** Start of Supplied data **
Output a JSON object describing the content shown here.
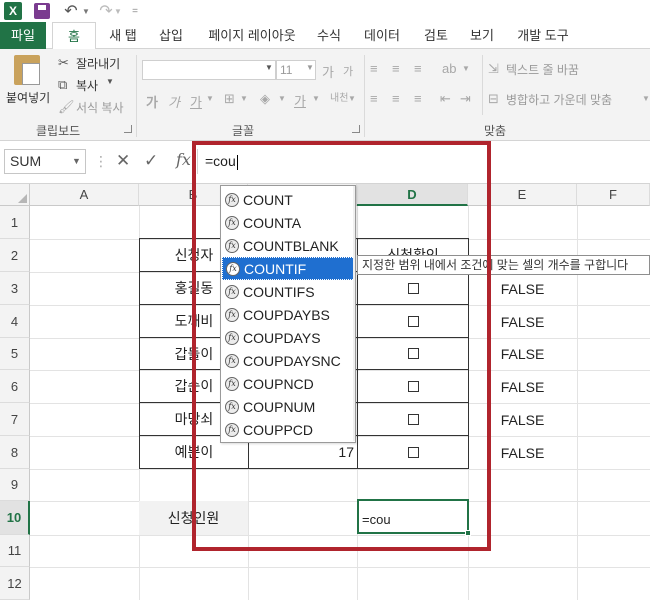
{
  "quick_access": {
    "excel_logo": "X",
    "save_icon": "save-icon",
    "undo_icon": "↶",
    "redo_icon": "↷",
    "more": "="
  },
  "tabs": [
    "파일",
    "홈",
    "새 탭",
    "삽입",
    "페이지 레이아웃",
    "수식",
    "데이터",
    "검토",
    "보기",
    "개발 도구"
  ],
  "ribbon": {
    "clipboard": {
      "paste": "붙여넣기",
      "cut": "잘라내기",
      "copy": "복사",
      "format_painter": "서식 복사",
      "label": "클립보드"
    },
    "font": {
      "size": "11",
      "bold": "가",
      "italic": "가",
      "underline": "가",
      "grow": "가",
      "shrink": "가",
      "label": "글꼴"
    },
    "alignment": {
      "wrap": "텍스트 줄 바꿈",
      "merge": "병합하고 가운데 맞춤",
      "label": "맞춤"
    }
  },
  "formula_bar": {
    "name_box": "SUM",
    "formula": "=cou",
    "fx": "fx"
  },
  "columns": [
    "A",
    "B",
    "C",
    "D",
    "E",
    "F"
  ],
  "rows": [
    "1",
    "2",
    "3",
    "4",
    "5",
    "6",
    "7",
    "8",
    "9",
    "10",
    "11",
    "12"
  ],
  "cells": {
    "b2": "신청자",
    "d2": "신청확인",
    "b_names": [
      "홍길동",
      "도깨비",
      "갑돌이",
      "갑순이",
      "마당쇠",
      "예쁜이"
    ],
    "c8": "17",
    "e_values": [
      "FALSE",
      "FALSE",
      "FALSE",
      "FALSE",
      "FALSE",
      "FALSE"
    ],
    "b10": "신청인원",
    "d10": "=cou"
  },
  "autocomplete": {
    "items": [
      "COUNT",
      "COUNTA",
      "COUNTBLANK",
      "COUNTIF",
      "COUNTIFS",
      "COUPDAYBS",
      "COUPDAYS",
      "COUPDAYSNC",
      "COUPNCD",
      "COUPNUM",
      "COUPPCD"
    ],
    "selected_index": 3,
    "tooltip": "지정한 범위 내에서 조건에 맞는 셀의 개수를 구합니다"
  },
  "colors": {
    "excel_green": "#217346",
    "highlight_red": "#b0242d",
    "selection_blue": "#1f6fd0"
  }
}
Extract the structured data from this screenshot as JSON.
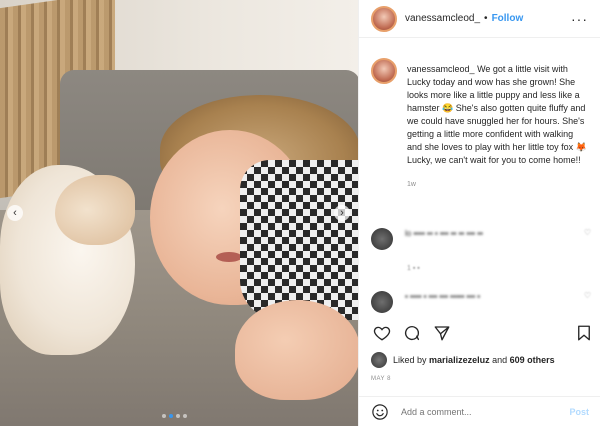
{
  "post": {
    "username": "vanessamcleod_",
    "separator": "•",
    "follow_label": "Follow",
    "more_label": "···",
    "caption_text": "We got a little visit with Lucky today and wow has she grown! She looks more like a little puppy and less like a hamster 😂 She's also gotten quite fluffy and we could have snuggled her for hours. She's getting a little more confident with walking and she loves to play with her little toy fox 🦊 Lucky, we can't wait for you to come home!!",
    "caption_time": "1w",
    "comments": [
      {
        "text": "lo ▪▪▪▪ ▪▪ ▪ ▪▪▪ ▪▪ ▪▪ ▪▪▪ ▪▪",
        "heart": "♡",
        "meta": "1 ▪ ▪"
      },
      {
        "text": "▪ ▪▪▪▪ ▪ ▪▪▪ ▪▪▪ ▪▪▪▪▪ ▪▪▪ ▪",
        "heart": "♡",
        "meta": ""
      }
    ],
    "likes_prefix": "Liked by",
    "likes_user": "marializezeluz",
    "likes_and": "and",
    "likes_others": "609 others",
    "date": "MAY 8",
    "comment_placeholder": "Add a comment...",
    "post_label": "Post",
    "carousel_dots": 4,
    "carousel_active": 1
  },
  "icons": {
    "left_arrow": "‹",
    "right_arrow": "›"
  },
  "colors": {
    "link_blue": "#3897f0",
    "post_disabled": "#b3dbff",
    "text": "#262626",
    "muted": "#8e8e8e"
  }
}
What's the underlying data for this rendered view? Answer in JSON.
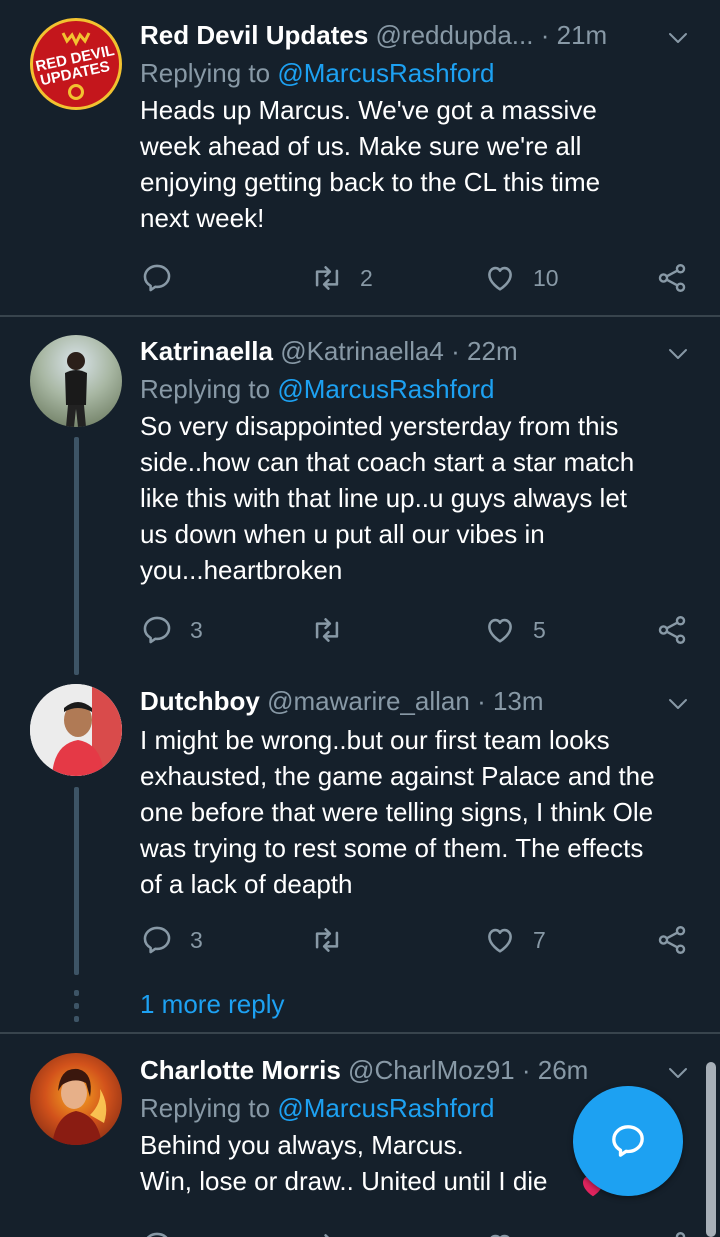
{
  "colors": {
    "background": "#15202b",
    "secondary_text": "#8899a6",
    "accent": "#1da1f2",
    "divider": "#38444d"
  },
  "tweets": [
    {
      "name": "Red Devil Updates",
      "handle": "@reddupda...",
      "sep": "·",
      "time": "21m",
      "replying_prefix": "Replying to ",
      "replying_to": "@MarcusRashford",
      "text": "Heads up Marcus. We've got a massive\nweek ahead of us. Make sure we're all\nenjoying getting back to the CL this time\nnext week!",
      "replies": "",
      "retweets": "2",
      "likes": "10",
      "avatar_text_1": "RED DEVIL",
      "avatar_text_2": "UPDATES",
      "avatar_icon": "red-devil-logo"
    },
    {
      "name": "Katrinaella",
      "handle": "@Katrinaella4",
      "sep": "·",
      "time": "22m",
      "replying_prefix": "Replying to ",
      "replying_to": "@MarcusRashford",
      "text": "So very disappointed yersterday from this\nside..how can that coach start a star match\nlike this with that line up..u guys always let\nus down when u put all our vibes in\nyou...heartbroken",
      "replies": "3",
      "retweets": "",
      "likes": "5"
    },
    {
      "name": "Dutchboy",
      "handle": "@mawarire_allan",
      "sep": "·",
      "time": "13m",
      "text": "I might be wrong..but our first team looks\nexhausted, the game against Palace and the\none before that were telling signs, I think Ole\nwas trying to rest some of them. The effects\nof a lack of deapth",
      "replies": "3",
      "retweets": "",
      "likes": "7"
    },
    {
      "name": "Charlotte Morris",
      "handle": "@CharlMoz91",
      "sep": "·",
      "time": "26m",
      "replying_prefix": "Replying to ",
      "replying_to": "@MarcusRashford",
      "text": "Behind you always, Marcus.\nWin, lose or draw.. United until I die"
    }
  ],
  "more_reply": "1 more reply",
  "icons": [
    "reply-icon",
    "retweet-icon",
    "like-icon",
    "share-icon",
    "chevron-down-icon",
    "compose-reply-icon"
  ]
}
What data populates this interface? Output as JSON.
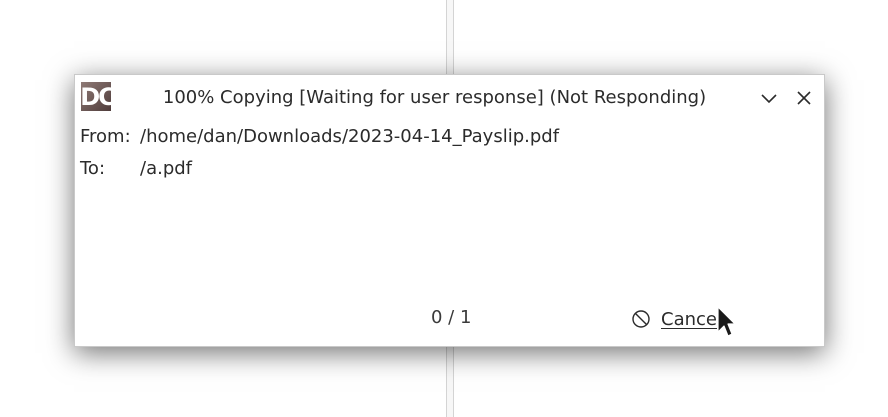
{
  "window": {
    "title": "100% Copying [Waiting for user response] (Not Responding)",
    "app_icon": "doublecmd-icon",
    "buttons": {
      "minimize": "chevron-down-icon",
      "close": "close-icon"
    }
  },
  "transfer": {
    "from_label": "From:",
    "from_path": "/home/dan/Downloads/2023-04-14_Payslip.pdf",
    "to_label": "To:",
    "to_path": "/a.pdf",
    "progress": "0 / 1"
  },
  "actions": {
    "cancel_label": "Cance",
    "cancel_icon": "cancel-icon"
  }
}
** End of Supplied data **
In the entries above, find each line with the string "that" and copy it.

      "text": "So very disappointed yersterday from this\nside..how can that coach start a star match\nlike this with that line up..u guys always let\nus down when u put all our vibes in\nyou...heartbroken",
      "text": "I might be wrong..but our first team looks\nexhausted, the game against Palace and the\none before that were telling signs, I think Ole\nwas trying to rest some of them. The effects\nof a lack of deapth",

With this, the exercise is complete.